Take the line that contains "Enumerate this screenshot's" and each line after it in the material below, and transcribe them exactly, stopping at the end.

═════ Available data ═════

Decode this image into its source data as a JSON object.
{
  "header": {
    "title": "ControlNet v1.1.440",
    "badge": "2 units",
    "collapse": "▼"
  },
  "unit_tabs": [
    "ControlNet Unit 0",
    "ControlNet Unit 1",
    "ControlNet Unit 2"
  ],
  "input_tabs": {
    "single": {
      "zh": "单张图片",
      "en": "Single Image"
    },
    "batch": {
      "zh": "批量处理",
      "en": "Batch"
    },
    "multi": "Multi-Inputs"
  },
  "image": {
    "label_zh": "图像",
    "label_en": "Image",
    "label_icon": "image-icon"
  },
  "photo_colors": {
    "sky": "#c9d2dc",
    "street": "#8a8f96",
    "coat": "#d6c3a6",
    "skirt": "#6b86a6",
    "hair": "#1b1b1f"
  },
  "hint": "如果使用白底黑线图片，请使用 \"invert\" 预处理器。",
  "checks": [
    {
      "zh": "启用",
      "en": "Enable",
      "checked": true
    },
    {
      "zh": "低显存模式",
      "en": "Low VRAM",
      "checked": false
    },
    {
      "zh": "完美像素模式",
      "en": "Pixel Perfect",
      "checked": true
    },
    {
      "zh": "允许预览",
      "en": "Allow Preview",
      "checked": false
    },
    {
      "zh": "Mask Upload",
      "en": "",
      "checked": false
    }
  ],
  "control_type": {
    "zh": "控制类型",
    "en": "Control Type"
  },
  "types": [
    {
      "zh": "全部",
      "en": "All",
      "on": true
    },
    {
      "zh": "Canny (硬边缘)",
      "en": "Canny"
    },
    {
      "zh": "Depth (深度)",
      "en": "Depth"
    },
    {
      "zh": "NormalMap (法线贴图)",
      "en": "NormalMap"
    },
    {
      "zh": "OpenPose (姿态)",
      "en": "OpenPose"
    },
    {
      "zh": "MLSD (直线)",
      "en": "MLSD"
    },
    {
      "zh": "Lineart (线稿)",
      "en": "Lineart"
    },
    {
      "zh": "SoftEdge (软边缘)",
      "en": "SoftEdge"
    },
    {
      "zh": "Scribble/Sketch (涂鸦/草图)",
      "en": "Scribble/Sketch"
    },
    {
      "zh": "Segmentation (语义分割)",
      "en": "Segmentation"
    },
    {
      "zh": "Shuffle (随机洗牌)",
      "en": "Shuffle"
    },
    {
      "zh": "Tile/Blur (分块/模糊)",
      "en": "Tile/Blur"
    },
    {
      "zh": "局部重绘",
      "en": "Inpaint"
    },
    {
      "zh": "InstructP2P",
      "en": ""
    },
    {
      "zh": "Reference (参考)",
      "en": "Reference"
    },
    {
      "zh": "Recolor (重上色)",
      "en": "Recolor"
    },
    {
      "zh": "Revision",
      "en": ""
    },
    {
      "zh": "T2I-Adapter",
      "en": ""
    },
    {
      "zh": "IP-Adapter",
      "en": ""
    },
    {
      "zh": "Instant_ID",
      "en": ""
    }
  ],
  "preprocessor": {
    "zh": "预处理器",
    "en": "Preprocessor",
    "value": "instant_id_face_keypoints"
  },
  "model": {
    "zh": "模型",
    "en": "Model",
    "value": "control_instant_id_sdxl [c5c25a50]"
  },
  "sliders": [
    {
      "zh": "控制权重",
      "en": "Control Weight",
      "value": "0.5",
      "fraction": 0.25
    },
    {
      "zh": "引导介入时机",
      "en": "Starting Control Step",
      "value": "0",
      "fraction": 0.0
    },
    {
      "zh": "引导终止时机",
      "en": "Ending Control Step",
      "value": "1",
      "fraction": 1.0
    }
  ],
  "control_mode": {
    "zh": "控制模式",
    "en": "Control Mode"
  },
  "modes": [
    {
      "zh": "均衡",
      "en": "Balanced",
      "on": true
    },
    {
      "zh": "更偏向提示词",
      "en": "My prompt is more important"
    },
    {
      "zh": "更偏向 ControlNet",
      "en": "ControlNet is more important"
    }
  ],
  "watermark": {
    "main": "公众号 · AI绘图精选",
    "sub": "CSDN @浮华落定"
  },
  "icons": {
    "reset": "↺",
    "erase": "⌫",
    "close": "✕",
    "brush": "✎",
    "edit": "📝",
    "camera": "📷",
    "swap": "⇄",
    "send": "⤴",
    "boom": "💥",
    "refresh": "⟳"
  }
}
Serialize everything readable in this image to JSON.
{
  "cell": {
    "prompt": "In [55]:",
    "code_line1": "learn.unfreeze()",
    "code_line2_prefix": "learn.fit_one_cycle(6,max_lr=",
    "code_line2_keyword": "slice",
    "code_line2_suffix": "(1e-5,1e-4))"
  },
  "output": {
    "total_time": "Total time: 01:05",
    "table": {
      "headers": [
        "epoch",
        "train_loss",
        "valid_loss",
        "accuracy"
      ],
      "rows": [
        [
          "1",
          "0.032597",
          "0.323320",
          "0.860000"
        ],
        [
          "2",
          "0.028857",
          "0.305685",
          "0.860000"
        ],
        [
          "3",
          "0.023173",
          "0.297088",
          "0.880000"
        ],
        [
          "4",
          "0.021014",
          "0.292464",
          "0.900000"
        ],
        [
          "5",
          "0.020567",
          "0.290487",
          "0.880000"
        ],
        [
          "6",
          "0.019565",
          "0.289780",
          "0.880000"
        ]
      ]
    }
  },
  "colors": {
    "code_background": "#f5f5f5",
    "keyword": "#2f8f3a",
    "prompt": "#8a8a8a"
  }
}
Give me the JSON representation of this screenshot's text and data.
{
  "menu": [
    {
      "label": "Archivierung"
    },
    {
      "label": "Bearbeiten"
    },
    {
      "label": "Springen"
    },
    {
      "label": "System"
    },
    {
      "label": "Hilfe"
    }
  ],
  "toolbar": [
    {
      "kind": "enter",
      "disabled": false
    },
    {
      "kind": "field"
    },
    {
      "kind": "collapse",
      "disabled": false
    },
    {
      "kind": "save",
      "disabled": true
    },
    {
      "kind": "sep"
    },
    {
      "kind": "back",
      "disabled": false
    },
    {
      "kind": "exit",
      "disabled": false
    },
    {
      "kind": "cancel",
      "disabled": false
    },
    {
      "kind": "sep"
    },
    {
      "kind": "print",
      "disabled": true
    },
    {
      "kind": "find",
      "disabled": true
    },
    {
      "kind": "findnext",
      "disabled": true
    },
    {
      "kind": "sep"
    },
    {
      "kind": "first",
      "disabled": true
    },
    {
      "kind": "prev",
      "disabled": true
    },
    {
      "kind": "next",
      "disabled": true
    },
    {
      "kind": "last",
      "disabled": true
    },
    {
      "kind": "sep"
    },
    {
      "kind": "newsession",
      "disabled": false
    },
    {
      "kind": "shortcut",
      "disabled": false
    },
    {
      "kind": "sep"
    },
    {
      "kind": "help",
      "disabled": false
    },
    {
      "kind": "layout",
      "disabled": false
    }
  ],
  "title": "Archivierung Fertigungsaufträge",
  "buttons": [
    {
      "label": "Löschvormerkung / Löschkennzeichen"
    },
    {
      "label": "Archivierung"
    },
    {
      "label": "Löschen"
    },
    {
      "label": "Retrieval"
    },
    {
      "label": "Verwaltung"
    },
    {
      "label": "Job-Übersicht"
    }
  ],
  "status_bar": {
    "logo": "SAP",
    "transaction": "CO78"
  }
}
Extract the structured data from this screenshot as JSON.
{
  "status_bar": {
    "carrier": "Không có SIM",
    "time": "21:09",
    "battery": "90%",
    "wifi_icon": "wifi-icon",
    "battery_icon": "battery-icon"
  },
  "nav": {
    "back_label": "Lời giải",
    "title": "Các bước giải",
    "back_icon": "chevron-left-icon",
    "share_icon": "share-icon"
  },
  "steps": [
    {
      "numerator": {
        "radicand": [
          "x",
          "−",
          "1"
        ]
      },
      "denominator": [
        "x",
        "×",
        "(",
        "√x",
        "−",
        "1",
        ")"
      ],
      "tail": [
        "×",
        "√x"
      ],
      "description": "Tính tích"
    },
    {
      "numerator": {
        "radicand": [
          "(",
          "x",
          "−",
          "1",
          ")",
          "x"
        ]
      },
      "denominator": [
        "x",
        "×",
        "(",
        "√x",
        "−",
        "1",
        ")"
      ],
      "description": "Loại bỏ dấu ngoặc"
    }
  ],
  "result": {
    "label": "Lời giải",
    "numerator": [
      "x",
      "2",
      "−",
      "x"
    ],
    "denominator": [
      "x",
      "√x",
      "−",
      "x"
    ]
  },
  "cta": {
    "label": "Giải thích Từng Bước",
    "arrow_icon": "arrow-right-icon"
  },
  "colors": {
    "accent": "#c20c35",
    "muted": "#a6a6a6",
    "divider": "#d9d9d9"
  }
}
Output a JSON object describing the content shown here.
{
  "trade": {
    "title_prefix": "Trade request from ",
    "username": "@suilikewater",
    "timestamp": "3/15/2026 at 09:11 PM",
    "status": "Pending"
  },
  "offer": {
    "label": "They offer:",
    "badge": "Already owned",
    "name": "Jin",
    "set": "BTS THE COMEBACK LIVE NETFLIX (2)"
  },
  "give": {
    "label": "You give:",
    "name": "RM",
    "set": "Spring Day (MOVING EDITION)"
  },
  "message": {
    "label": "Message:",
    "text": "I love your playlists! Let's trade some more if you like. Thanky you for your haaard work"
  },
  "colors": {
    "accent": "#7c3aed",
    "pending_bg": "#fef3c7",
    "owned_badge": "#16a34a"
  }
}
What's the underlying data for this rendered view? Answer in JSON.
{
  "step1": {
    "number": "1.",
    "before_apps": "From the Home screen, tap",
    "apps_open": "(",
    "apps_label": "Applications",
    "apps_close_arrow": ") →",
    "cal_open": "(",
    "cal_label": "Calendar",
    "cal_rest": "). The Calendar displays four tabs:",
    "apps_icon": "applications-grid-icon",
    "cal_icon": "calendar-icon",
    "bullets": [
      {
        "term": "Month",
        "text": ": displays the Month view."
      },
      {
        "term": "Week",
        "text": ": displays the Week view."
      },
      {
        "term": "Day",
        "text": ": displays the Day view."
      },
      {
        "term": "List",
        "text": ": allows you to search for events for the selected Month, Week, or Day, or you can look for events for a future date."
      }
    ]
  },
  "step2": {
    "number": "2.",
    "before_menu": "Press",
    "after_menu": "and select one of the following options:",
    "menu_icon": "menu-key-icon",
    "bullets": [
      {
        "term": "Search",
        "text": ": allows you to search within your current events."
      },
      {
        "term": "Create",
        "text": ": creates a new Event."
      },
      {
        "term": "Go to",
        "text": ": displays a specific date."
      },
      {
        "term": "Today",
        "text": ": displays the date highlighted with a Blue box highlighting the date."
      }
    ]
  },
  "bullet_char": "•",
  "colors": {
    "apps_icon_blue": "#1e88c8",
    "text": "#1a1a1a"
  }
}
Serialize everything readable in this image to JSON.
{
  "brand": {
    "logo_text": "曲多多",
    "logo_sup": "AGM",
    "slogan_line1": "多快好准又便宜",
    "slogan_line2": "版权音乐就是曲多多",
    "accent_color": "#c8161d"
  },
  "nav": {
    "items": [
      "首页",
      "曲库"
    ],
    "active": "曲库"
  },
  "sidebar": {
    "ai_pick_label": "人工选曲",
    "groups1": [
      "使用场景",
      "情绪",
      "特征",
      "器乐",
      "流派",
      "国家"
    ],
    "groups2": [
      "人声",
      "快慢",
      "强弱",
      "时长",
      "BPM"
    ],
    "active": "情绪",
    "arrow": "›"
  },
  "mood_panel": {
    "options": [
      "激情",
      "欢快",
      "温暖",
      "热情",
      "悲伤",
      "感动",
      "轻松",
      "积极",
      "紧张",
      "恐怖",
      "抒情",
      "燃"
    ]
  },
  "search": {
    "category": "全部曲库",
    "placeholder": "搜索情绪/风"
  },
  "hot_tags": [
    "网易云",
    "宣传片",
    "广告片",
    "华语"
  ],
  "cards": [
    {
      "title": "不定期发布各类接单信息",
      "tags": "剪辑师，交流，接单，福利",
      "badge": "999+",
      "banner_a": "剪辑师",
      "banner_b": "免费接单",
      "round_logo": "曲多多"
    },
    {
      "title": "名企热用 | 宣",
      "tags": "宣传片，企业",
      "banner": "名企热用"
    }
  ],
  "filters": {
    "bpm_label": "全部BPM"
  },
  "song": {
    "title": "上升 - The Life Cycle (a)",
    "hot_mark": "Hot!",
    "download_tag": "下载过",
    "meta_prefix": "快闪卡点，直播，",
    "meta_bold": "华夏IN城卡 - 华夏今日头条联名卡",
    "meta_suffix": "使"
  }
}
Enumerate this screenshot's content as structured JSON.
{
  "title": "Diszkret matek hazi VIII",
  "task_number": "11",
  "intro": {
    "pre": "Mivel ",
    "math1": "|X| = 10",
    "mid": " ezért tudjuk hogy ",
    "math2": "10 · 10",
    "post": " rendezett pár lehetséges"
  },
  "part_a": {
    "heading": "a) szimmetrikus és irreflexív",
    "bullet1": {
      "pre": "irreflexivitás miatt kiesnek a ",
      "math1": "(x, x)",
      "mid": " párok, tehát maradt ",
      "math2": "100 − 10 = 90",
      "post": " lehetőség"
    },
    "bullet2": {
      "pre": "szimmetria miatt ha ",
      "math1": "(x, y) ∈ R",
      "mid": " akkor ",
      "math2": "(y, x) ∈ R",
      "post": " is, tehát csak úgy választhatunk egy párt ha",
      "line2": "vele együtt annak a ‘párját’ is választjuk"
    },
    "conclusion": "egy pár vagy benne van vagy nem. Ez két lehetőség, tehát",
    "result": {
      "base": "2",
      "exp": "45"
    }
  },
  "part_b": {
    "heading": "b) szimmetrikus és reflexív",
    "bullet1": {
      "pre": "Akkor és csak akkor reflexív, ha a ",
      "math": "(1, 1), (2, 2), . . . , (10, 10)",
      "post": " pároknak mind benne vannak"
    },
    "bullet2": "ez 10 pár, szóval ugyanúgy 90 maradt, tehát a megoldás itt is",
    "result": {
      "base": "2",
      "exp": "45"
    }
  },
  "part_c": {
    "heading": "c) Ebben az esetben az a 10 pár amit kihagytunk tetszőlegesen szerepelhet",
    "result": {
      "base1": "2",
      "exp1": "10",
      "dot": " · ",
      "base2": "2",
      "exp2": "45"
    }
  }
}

═════

» **Full solution**:
Enumerate this screenshot's content as structured JSON.
{
  "title": "Diszkret matek hazi VIII",
  "task_number": "11",
  "intro": {
    "pre": "Mivel ",
    "math1": "|X| = 10",
    "mid": " ezért tudjuk hogy ",
    "math2": "10 · 10",
    "post": " rendezett pár lehetséges"
  },
  "part_a": {
    "heading": "a) szimmetrikus és irreflexív",
    "bullet1": {
      "pre": "irreflexivitás miatt kiesnek a ",
      "math1": "(x, x)",
      "mid": " párok, tehát maradt ",
      "math2": "100 − 10 = 90",
      "post": " lehetőség"
    },
    "bullet2": {
      "pre": "szimmetria miatt ha ",
      "math1": "(x, y) ∈ R",
      "mid": " akkor ",
      "math2": "(y, x) ∈ R",
      "post": " is, tehát csak úgy választhatunk egy párt ha",
      "line2": "vele együtt annak a ‘párját’ is választjuk"
    },
    "conclusion": "egy pár vagy benne van vagy nem. Ez két lehetőség, tehát",
    "result": {
      "base": "2",
      "exp": "45"
    }
  },
  "part_b": {
    "heading": "b) szimmetrikus és reflexív",
    "bullet1": {
      "pre": "Akkor és csak akkor reflexív, ha a ",
      "math": "(1, 1), (2, 2), . . . , (10, 10)",
      "post": " pároknak mind benne vannak"
    },
    "bullet2": "ez 10 pár, szóval ugyanúgy 90 maradt, tehát a megoldás itt is",
    "result": {
      "base": "2",
      "exp": "45"
    }
  },
  "part_c": {
    "heading": "c) Ebben az esetben az a 10 pár amit kihagytunk tetszőlegesen szerepelhet",
    "result": {
      "base1": "2",
      "exp1": "10",
      "dot": " · ",
      "base2": "2",
      "exp2": "45"
    }
  }
}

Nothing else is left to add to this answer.